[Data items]
────

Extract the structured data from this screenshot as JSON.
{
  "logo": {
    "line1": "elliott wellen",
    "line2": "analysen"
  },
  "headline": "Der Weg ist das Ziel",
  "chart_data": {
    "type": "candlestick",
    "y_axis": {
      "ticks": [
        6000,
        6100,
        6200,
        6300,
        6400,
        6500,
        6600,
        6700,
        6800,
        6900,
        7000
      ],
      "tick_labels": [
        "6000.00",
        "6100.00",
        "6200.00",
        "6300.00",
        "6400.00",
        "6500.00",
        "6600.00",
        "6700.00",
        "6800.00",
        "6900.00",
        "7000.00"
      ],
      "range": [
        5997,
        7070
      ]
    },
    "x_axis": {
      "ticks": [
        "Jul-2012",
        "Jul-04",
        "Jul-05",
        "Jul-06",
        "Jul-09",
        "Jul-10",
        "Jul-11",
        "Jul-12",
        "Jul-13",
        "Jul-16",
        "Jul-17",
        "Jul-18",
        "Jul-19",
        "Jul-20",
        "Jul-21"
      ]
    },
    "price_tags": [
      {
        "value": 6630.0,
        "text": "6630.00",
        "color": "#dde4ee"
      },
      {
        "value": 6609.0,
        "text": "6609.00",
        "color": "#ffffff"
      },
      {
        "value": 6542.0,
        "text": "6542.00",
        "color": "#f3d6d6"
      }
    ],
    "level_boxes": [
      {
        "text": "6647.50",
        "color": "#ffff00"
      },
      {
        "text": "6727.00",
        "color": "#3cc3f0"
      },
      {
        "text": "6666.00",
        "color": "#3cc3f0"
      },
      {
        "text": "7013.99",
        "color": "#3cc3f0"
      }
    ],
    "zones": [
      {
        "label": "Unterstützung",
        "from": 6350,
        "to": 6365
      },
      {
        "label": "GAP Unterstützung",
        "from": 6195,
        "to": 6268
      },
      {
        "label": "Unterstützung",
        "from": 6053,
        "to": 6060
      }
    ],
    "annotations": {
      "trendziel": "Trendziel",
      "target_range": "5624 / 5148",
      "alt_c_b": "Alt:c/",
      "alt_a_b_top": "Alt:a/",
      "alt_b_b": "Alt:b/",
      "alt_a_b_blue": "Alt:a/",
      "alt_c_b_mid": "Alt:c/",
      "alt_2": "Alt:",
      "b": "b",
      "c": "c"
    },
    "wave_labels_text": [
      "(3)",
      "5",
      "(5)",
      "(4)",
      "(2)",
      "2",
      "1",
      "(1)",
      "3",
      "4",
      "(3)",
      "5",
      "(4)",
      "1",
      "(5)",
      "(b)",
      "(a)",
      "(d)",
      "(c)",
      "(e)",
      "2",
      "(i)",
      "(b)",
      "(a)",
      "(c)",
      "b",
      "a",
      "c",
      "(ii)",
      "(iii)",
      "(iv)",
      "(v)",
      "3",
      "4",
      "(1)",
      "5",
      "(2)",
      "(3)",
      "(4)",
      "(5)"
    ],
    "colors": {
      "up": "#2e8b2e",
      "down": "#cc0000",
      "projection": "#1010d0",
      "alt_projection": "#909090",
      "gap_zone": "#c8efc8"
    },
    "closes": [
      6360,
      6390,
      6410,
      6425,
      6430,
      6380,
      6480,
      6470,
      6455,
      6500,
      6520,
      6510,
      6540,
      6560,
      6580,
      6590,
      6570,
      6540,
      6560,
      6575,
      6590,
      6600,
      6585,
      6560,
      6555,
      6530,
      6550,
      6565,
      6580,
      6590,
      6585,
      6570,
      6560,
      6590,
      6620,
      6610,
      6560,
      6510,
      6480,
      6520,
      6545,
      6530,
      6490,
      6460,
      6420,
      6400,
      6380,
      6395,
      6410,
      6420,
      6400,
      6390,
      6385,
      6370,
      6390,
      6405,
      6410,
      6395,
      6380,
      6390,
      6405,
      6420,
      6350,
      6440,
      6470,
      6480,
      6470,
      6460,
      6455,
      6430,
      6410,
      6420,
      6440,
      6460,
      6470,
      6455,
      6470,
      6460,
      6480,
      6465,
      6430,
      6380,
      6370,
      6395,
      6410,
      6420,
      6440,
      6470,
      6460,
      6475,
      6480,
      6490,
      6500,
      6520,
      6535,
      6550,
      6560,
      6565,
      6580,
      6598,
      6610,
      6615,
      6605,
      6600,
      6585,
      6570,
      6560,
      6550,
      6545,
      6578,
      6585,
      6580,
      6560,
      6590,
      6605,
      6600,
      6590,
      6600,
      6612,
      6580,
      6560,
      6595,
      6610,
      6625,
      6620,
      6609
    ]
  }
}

────

Exercise description: Every line above should be written out again exactly as it stands.

Task output:
Extract the structured data from this screenshot as JSON.
{
  "logo": {
    "line1": "elliott wellen",
    "line2": "analysen"
  },
  "headline": "Der Weg ist das Ziel",
  "chart_data": {
    "type": "candlestick",
    "y_axis": {
      "ticks": [
        6000,
        6100,
        6200,
        6300,
        6400,
        6500,
        6600,
        6700,
        6800,
        6900,
        7000
      ],
      "tick_labels": [
        "6000.00",
        "6100.00",
        "6200.00",
        "6300.00",
        "6400.00",
        "6500.00",
        "6600.00",
        "6700.00",
        "6800.00",
        "6900.00",
        "7000.00"
      ],
      "range": [
        5997,
        7070
      ]
    },
    "x_axis": {
      "ticks": [
        "Jul-2012",
        "Jul-04",
        "Jul-05",
        "Jul-06",
        "Jul-09",
        "Jul-10",
        "Jul-11",
        "Jul-12",
        "Jul-13",
        "Jul-16",
        "Jul-17",
        "Jul-18",
        "Jul-19",
        "Jul-20",
        "Jul-21"
      ]
    },
    "price_tags": [
      {
        "value": 6630.0,
        "text": "6630.00",
        "color": "#dde4ee"
      },
      {
        "value": 6609.0,
        "text": "6609.00",
        "color": "#ffffff"
      },
      {
        "value": 6542.0,
        "text": "6542.00",
        "color": "#f3d6d6"
      }
    ],
    "level_boxes": [
      {
        "text": "6647.50",
        "color": "#ffff00"
      },
      {
        "text": "6727.00",
        "color": "#3cc3f0"
      },
      {
        "text": "6666.00",
        "color": "#3cc3f0"
      },
      {
        "text": "7013.99",
        "color": "#3cc3f0"
      }
    ],
    "zones": [
      {
        "label": "Unterstützung",
        "from": 6350,
        "to": 6365
      },
      {
        "label": "GAP Unterstützung",
        "from": 6195,
        "to": 6268
      },
      {
        "label": "Unterstützung",
        "from": 6053,
        "to": 6060
      }
    ],
    "annotations": {
      "trendziel": "Trendziel",
      "target_range": "5624 / 5148",
      "alt_c_b": "Alt:c/",
      "alt_a_b_top": "Alt:a/",
      "alt_b_b": "Alt:b/",
      "alt_a_b_blue": "Alt:a/",
      "alt_c_b_mid": "Alt:c/",
      "alt_2": "Alt:",
      "b": "b",
      "c": "c"
    },
    "wave_labels_text": [
      "(3)",
      "5",
      "(5)",
      "(4)",
      "(2)",
      "2",
      "1",
      "(1)",
      "3",
      "4",
      "(3)",
      "5",
      "(4)",
      "1",
      "(5)",
      "(b)",
      "(a)",
      "(d)",
      "(c)",
      "(e)",
      "2",
      "(i)",
      "(b)",
      "(a)",
      "(c)",
      "b",
      "a",
      "c",
      "(ii)",
      "(iii)",
      "(iv)",
      "(v)",
      "3",
      "4",
      "(1)",
      "5",
      "(2)",
      "(3)",
      "(4)",
      "(5)"
    ],
    "colors": {
      "up": "#2e8b2e",
      "down": "#cc0000",
      "projection": "#1010d0",
      "alt_projection": "#909090",
      "gap_zone": "#c8efc8"
    },
    "closes": [
      6360,
      6390,
      6410,
      6425,
      6430,
      6380,
      6480,
      6470,
      6455,
      6500,
      6520,
      6510,
      6540,
      6560,
      6580,
      6590,
      6570,
      6540,
      6560,
      6575,
      6590,
      6600,
      6585,
      6560,
      6555,
      6530,
      6550,
      6565,
      6580,
      6590,
      6585,
      6570,
      6560,
      6590,
      6620,
      6610,
      6560,
      6510,
      6480,
      6520,
      6545,
      6530,
      6490,
      6460,
      6420,
      6400,
      6380,
      6395,
      6410,
      6420,
      6400,
      6390,
      6385,
      6370,
      6390,
      6405,
      6410,
      6395,
      6380,
      6390,
      6405,
      6420,
      6350,
      6440,
      6470,
      6480,
      6470,
      6460,
      6455,
      6430,
      6410,
      6420,
      6440,
      6460,
      6470,
      6455,
      6470,
      6460,
      6480,
      6465,
      6430,
      6380,
      6370,
      6395,
      6410,
      6420,
      6440,
      6470,
      6460,
      6475,
      6480,
      6490,
      6500,
      6520,
      6535,
      6550,
      6560,
      6565,
      6580,
      6598,
      6610,
      6615,
      6605,
      6600,
      6585,
      6570,
      6560,
      6550,
      6545,
      6578,
      6585,
      6580,
      6560,
      6590,
      6605,
      6600,
      6590,
      6600,
      6612,
      6580,
      6560,
      6595,
      6610,
      6625,
      6620,
      6609
    ]
  }
}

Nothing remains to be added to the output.